-- Supplied material start --

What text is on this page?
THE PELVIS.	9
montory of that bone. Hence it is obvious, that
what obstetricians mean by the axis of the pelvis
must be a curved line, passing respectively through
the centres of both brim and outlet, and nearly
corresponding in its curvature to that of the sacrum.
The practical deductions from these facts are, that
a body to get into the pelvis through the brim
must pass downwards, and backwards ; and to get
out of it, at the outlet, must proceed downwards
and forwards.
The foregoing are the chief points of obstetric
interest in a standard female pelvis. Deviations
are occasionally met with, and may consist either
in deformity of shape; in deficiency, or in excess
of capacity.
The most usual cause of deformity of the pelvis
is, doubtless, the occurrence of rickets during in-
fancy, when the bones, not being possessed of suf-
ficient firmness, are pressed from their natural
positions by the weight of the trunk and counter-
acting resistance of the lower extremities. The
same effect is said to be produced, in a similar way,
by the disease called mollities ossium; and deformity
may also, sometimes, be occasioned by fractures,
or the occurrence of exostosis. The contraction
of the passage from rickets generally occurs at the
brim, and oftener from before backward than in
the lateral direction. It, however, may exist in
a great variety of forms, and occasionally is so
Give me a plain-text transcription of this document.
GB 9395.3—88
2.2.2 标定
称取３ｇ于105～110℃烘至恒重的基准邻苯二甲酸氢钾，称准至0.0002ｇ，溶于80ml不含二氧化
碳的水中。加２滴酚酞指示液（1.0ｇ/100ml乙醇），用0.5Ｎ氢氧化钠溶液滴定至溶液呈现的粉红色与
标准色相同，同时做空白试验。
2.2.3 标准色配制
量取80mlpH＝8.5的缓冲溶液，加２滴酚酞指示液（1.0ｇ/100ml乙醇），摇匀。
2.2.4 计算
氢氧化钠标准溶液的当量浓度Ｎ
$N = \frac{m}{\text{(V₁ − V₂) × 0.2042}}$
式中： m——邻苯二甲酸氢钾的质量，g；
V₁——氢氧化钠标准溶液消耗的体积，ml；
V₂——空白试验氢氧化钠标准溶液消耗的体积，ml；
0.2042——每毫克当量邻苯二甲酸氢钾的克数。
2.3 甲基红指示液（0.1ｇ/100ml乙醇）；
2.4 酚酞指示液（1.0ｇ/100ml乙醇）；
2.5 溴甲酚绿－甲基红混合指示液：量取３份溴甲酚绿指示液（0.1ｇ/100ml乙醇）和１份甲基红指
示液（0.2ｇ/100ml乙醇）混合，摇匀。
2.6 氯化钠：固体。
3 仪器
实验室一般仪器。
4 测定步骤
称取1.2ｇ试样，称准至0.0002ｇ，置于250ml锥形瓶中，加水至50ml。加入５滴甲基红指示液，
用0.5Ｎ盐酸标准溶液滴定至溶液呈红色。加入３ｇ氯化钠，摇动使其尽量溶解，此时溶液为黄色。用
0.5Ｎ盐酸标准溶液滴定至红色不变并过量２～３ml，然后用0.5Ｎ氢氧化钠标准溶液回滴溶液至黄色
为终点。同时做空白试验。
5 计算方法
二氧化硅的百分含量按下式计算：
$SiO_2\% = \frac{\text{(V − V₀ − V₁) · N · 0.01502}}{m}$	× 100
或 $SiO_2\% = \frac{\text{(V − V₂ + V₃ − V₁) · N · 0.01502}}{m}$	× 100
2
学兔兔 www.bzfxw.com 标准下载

-- Supplied material end --

- **Aim**
Every line above should be written out again exactly as it stands.

- **Full output**
What text is on this page?
THE PELVIS.	9
montory of that bone. Hence it is obvious, that
what obstetricians mean by the axis of the pelvis
must be a curved line, passing respectively through
the centres of both brim and outlet, and nearly
corresponding in its curvature to that of the sacrum.
The practical deductions from these facts are, that
a body to get into the pelvis through the brim
must pass downwards, and backwards ; and to get
out of it, at the outlet, must proceed downwards
and forwards.
The foregoing are the chief points of obstetric
interest in a standard female pelvis. Deviations
are occasionally met with, and may consist either
in deformity of shape; in deficiency, or in excess
of capacity.
The most usual cause of deformity of the pelvis
is, doubtless, the occurrence of rickets during in-
fancy, when the bones, not being possessed of suf-
ficient firmness, are pressed from their natural
positions by the weight of the trunk and counter-
acting resistance of the lower extremities. The
same effect is said to be produced, in a similar way,
by the disease called mollities ossium; and deformity
may also, sometimes, be occasioned by fractures,
or the occurrence of exostosis. The contraction
of the passage from rickets generally occurs at the
brim, and oftener from before backward than in
the lateral direction. It, however, may exist in
a great variety of forms, and occasionally is so
Give me a plain-text transcription of this document.
GB 9395.3—88
2.2.2 标定
称取３ｇ于105～110℃烘至恒重的基准邻苯二甲酸氢钾，称准至0.0002ｇ，溶于80ml不含二氧化
碳的水中。加２滴酚酞指示液（1.0ｇ/100ml乙醇），用0.5Ｎ氢氧化钠溶液滴定至溶液呈现的粉红色与
标准色相同，同时做空白试验。
2.2.3 标准色配制
量取80mlpH＝8.5的缓冲溶液，加２滴酚酞指示液（1.0ｇ/100ml乙醇），摇匀。
2.2.4 计算
氢氧化钠标准溶液的当量浓度Ｎ
$N = \frac{m}{\text{(V₁ − V₂) × 0.2042}}$
式中： m——邻苯二甲酸氢钾的质量，g；
V₁——氢氧化钠标准溶液消耗的体积，ml；
V₂——空白试验氢氧化钠标准溶液消耗的体积，ml；
0.2042——每毫克当量邻苯二甲酸氢钾的克数。
2.3 甲基红指示液（0.1ｇ/100ml乙醇）；
2.4 酚酞指示液（1.0ｇ/100ml乙醇）；
2.5 溴甲酚绿－甲基红混合指示液：量取３份溴甲酚绿指示液（0.1ｇ/100ml乙醇）和１份甲基红指
示液（0.2ｇ/100ml乙醇）混合，摇匀。
2.6 氯化钠：固体。
3 仪器
实验室一般仪器。
4 测定步骤
称取1.2ｇ试样，称准至0.0002ｇ，置于250ml锥形瓶中，加水至50ml。加入５滴甲基红指示液，
用0.5Ｎ盐酸标准溶液滴定至溶液呈红色。加入３ｇ氯化钠，摇动使其尽量溶解，此时溶液为黄色。用
0.5Ｎ盐酸标准溶液滴定至红色不变并过量２～３ml，然后用0.5Ｎ氢氧化钠标准溶液回滴溶液至黄色
为终点。同时做空白试验。
5 计算方法
二氧化硅的百分含量按下式计算：
$SiO_2\% = \frac{\text{(V − V₀ − V₁) · N · 0.01502}}{m}$	× 100
或 $SiO_2\% = \frac{\text{(V − V₂ + V₃ − V₁) · N · 0.01502}}{m}$	× 100
2
学兔兔 www.bzfxw.com 标准下载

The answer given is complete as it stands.